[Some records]
....................
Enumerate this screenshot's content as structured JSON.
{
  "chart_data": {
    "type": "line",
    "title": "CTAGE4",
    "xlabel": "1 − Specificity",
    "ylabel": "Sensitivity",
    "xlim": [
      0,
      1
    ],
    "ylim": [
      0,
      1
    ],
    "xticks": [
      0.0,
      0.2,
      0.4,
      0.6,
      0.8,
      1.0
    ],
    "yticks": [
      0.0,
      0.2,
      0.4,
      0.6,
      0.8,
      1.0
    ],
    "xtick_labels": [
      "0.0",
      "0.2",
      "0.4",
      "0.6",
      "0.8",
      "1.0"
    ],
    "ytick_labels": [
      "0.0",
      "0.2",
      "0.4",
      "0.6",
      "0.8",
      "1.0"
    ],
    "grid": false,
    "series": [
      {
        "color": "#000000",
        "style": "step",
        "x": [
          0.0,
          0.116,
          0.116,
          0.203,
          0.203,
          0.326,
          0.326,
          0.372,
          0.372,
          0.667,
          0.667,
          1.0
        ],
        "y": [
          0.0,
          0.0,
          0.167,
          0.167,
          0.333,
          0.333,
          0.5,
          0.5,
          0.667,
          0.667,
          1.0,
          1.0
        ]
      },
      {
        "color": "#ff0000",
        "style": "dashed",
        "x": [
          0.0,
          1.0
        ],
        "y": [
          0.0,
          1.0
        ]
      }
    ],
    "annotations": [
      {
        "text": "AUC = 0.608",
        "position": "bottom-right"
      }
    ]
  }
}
....................
-- DIRECTIONS FOR THIS TASK --
Write out the material from the first line to the last, exactly.

-- OUTPUT FOR THIS TASK --
Enumerate this screenshot's content as structured JSON.
{
  "chart_data": {
    "type": "line",
    "title": "CTAGE4",
    "xlabel": "1 − Specificity",
    "ylabel": "Sensitivity",
    "xlim": [
      0,
      1
    ],
    "ylim": [
      0,
      1
    ],
    "xticks": [
      0.0,
      0.2,
      0.4,
      0.6,
      0.8,
      1.0
    ],
    "yticks": [
      0.0,
      0.2,
      0.4,
      0.6,
      0.8,
      1.0
    ],
    "xtick_labels": [
      "0.0",
      "0.2",
      "0.4",
      "0.6",
      "0.8",
      "1.0"
    ],
    "ytick_labels": [
      "0.0",
      "0.2",
      "0.4",
      "0.6",
      "0.8",
      "1.0"
    ],
    "grid": false,
    "series": [
      {
        "color": "#000000",
        "style": "step",
        "x": [
          0.0,
          0.116,
          0.116,
          0.203,
          0.203,
          0.326,
          0.326,
          0.372,
          0.372,
          0.667,
          0.667,
          1.0
        ],
        "y": [
          0.0,
          0.0,
          0.167,
          0.167,
          0.333,
          0.333,
          0.5,
          0.5,
          0.667,
          0.667,
          1.0,
          1.0
        ]
      },
      {
        "color": "#ff0000",
        "style": "dashed",
        "x": [
          0.0,
          1.0
        ],
        "y": [
          0.0,
          1.0
        ]
      }
    ],
    "annotations": [
      {
        "text": "AUC = 0.608",
        "position": "bottom-right"
      }
    ]
  }
}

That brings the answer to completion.